◆ GIVEN TASK ◆
Go through the records and extract every line with the word "Springfield".

## Begin TASK MATERIAL

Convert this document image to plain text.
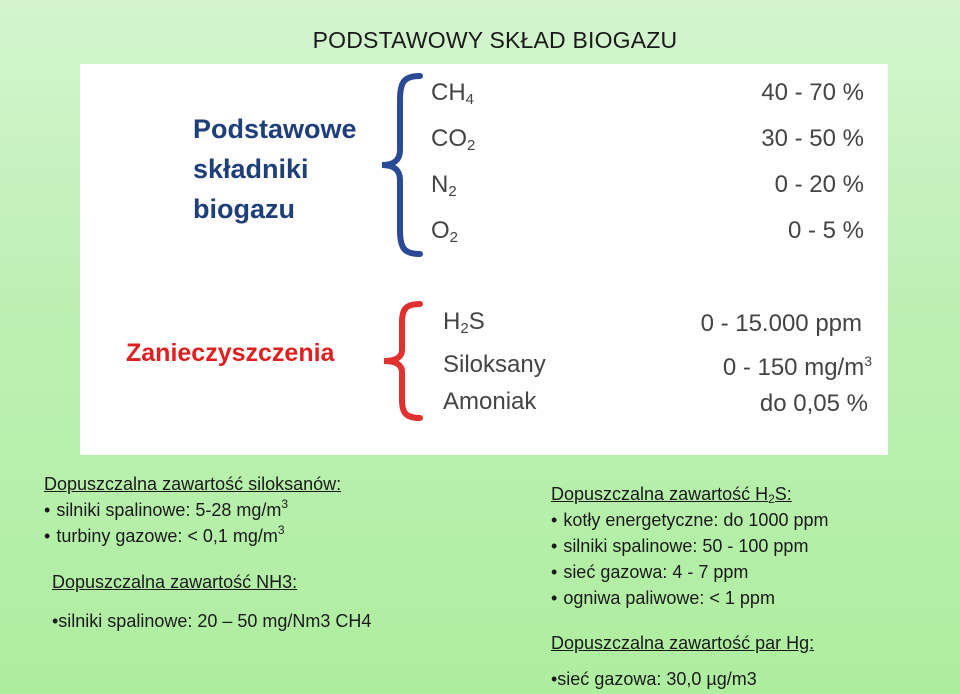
PODSTAWOWY SKŁAD BIOGAZU
Podstawowe
składniki
biogazu
$CH_4$
$CO_2$
$N_2$
$O_2$
40 - 70 %
30 - 50 %
0 - 20 %
0 - 5 %
Zanieczyszczenia
$H_2S$
Siloksany
Amoniak
0 - 15.000 ppm
0 - 150 $mg/m^3$
do 0,05 %
Dopuszczalna zawartość siloksanów:
• silniki spalinowe: 5-28 $mg/m^3$
• turbiny gazowe: < 0,1 $mg/m^3$
Dopuszczalna zawartość NH3:
•silniki spalinowe: 20 – 50 mg/Nm3 CH4
Dopuszczalna zawartość $H_2S$:
• kotły energetyczne: do 1000 ppm
• silniki spalinowe: 50 - 100 ppm
• sieć gazowa: 4 - 7 ppm
• ogniwa paliwowe: < 1 ppm
Dopuszczalna zawartość par Hg:
•sieć gazowa: 30,0 µg/m3
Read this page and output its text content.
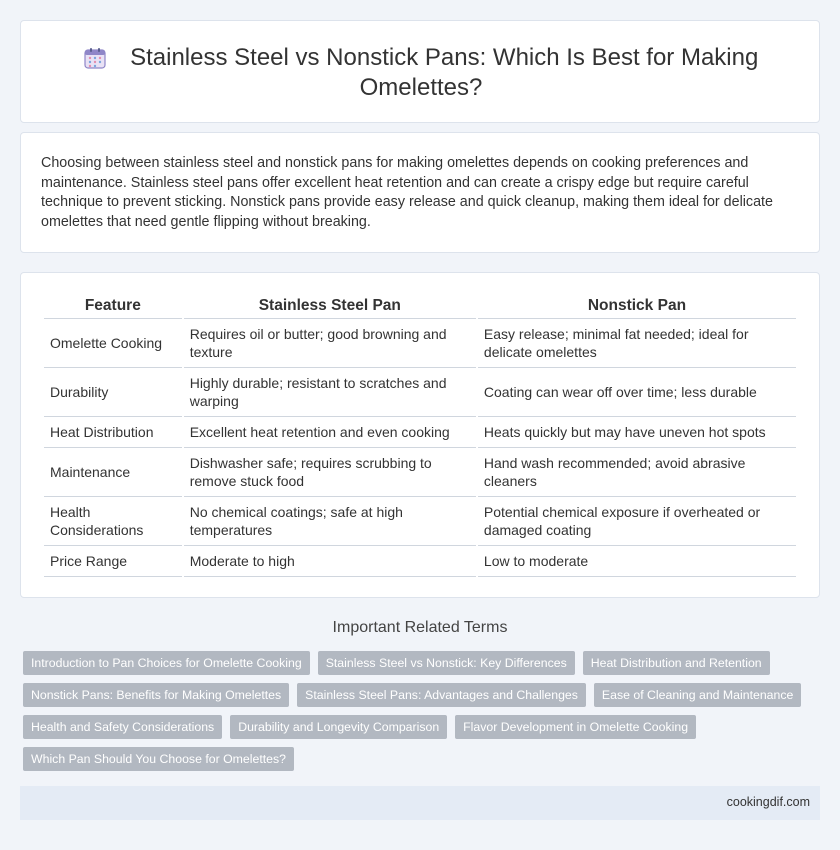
Stainless Steel vs Nonstick Pans: Which Is Best for Making Omelettes?

Choosing between stainless steel and nonstick pans for making omelettes depends on cooking preferences and maintenance. Stainless steel pans offer excellent heat retention and can create a crispy edge but require careful technique to prevent sticking. Nonstick pans provide easy release and quick cleanup, making them ideal for delicate omelettes that need gentle flipping without breaking.

Feature	Stainless Steel Pan	Nonstick Pan
Omelette Cooking	Requires oil or butter; good browning and texture	Easy release; minimal fat needed; ideal for delicate omelettes
Durability	Highly durable; resistant to scratches and warping	Coating can wear off over time; less durable
Heat Distribution	Excellent heat retention and even cooking	Heats quickly but may have uneven hot spots
Maintenance	Dishwasher safe; requires scrubbing to remove stuck food	Hand wash recommended; avoid abrasive cleaners
Health Considerations	No chemical coatings; safe at high temperatures	Potential chemical exposure if overheated or damaged coating
Price Range	Moderate to high	Low to moderate
Important Related Terms
Introduction to Pan Choices for Omelette Cooking	Stainless Steel vs Nonstick: Key Differences	Heat Distribution and Retention
Nonstick Pans: Benefits for Making Omelettes	Stainless Steel Pans: Advantages and Challenges	Ease of Cleaning and Maintenance
Health and Safety Considerations	Durability and Longevity Comparison	Flavor Development in Omelette Cooking
Which Pan Should You Choose for Omelettes?
cookingdif.com
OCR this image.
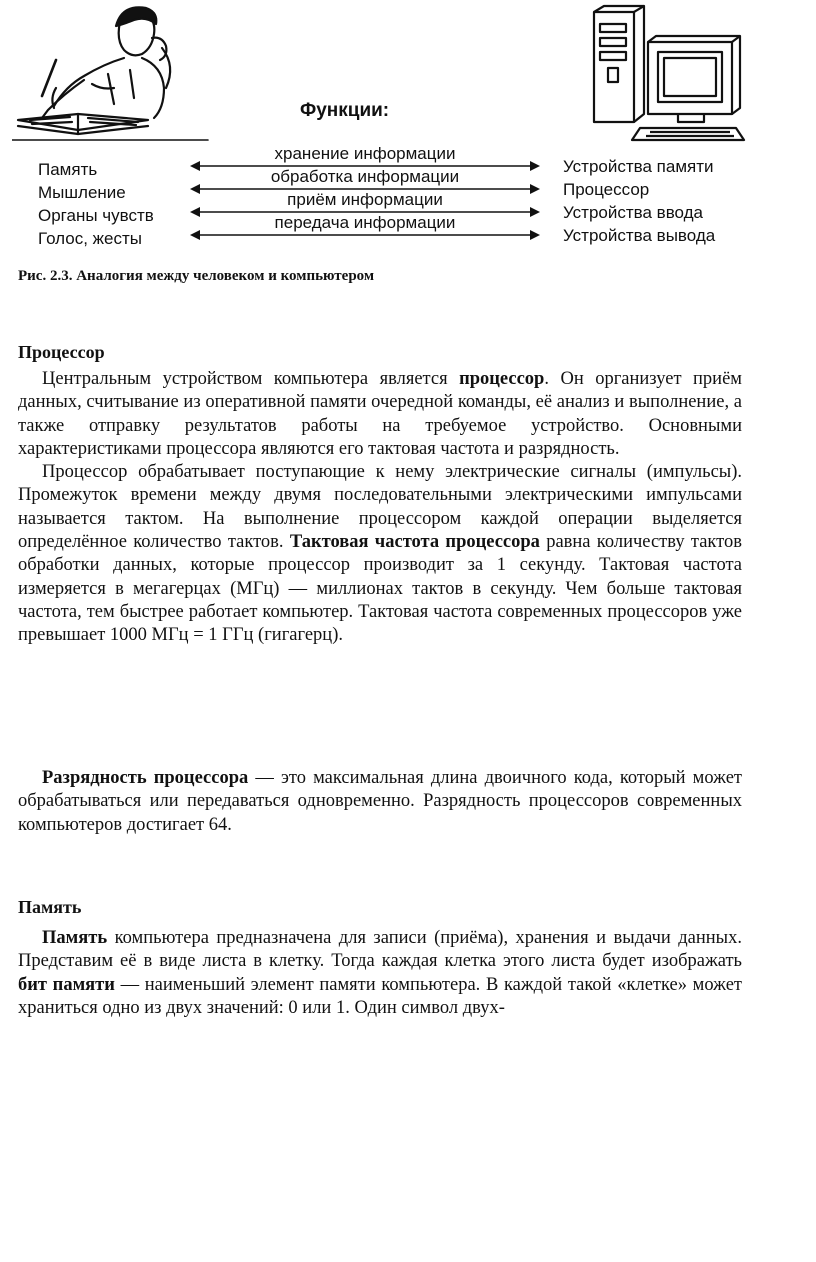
Функции:
Память
Мышление
Органы чувств
Голос, жесты
хранение информации
обработка информации
приём информации
передача информации
Устройства памяти
Процессор
Устройства ввода
Устройства вывода
Рис. 2.3. Аналогия между человеком и компьютером
Процессор

Центральным устройством компьютера является процессор. Он организует приём данных, считывание из оперативной памяти очередной команды, её анализ и выполнение, а также отправку результатов работы на требуемое устройство. Основными характеристиками процессора являются его тактовая частота и разрядность.

Процессор обрабатывает поступающие к нему электрические сигналы (импульсы). Промежуток времени между двумя последовательными электрическими импульсами называется тактом. На выполнение процессором каждой операции выделяется определённое количество тактов. Тактовая частота процессора равна количеству тактов обработки данных, которые процессор производит за 1 секунду. Тактовая частота измеряется в мегагерцах (МГц) — миллионах тактов в секунду. Чем больше тактовая частота, тем быстрее работает компьютер. Тактовая частота современных процессоров уже превышает 1000 МГц = 1 ГГц (гигагерц).

Разрядность процессора — это максимальная длина двоичного кода, который может обрабатываться или передаваться одновременно. Разрядность процессоров современных компьютеров достигает 64.

Память

Память компьютера предназначена для записи (приёма), хранения и выдачи данных. Представим её в виде листа в клетку. Тогда каждая клетка этого листа будет изображать бит памяти — наименьший элемент памяти компьютера. В каждой такой «клетке» может храниться одно из двух значений: 0 или 1. Один символ двух-
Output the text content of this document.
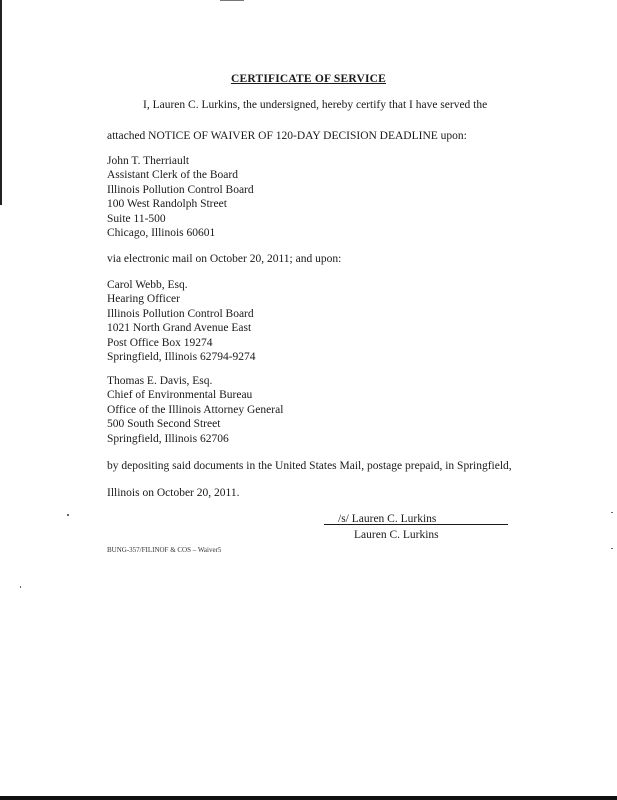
CERTIFICATE OF SERVICE
I, Lauren C. Lurkins, the undersigned, hereby certify that I have served the
attached NOTICE OF WAIVER OF 120-DAY DECISION DEADLINE upon:
John T. Therriault
Assistant Clerk of the Board
Illinois Pollution Control Board
100 West Randolph Street
Suite 11-500
Chicago, Illinois 60601
via electronic mail on October 20, 2011; and upon:
Carol Webb, Esq.
Hearing Officer
Illinois Pollution Control Board
1021 North Grand Avenue East
Post Office Box 19274
Springfield, Illinois 62794-9274
Thomas E. Davis, Esq.
Chief of Environmental Bureau
Office of the Illinois Attorney General
500 South Second Street
Springfield, Illinois 62706
by depositing said documents in the United States Mail, postage prepaid, in Springfield,
Illinois on October 20, 2011.
/s/ Lauren C. Lurkins
Lauren C. Lurkins
BUNG-357/FILINOF & COS – Waiver5
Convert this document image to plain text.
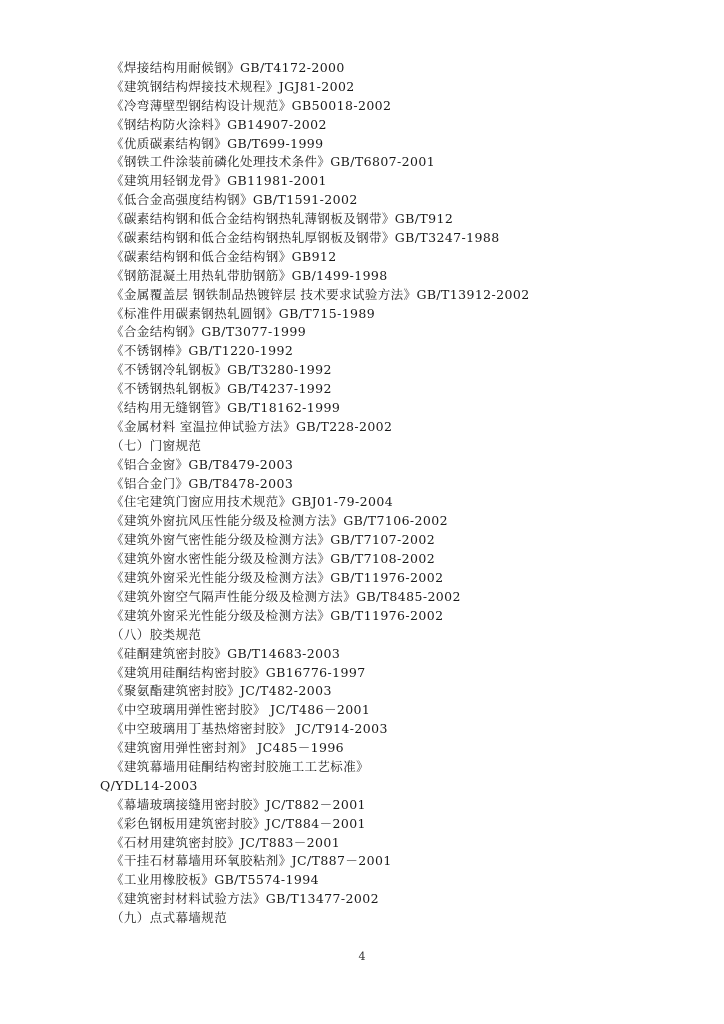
《焊接结构用耐候钢》GB/T4172-2000
《建筑钢结构焊接技术规程》JGJ81-2002
《冷弯薄壁型钢结构设计规范》GB50018-2002
《钢结构防火涂料》GB14907-2002
《优质碳素结构钢》GB/T699-1999
《钢铁工件涂装前磷化处理技术条件》GB/T6807-2001
《建筑用轻钢龙骨》GB11981-2001
《低合金高强度结构钢》GB/T1591-2002
《碳素结构钢和低合金结构钢热轧薄钢板及钢带》GB/T912
《碳素结构钢和低合金结构钢热轧厚钢板及钢带》GB/T3247-1988
《碳素结构钢和低合金结构钢》GB912
《钢筋混凝土用热轧带肋钢筋》GB/1499-1998
《金属覆盖层 钢铁制品热镀锌层 技术要求试验方法》GB/T13912-2002
《标准件用碳素钢热轧圆钢》GB/T715-1989
《合金结构钢》GB/T3077-1999
《不锈钢棒》GB/T1220-1992
《不锈钢冷轧钢板》GB/T3280-1992
《不锈钢热轧钢板》GB/T4237-1992
《结构用无缝钢管》GB/T18162-1999
《金属材料 室温拉伸试验方法》GB/T228-2002
（七）门窗规范
《铝合金窗》GB/T8479-2003
《铝合金门》GB/T8478-2003
《住宅建筑门窗应用技术规范》GBJ01-79-2004
《建筑外窗抗风压性能分级及检测方法》GB/T7106-2002
《建筑外窗气密性能分级及检测方法》GB/T7107-2002
《建筑外窗水密性能分级及检测方法》GB/T7108-2002
《建筑外窗采光性能分级及检测方法》GB/T11976-2002
《建筑外窗空气隔声性能分级及检测方法》GB/T8485-2002
《建筑外窗采光性能分级及检测方法》GB/T11976-2002
（八）胶类规范
《硅酮建筑密封胶》GB/T14683-2003
《建筑用硅酮结构密封胶》GB16776-1997
《聚氨酯建筑密封胶》JC/T482-2003
《中空玻璃用弹性密封胶》 JC/T486－2001
《中空玻璃用丁基热熔密封胶》 JC/T914-2003
《建筑窗用弹性密封剂》 JC485－1996
《建筑幕墙用硅酮结构密封胶施工工艺标准》
Q/YDL14-2003
《幕墙玻璃接缝用密封胶》JC/T882－2001
《彩色钢板用建筑密封胶》JC/T884－2001
《石材用建筑密封胶》JC/T883－2001
《干挂石材幕墙用环氧胶粘剂》JC/T887－2001
《工业用橡胶板》GB/T5574-1994
《建筑密封材料试验方法》GB/T13477-2002
（九）点式幕墙规范
4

## End TASK MATERIAL

◆ RESULT OF THIS EXERCISE ◆
Springfield, Illinois 62794-9274
Springfield, Illinois 62706
by depositing said documents in the United States Mail, postage prepaid, in Springfield,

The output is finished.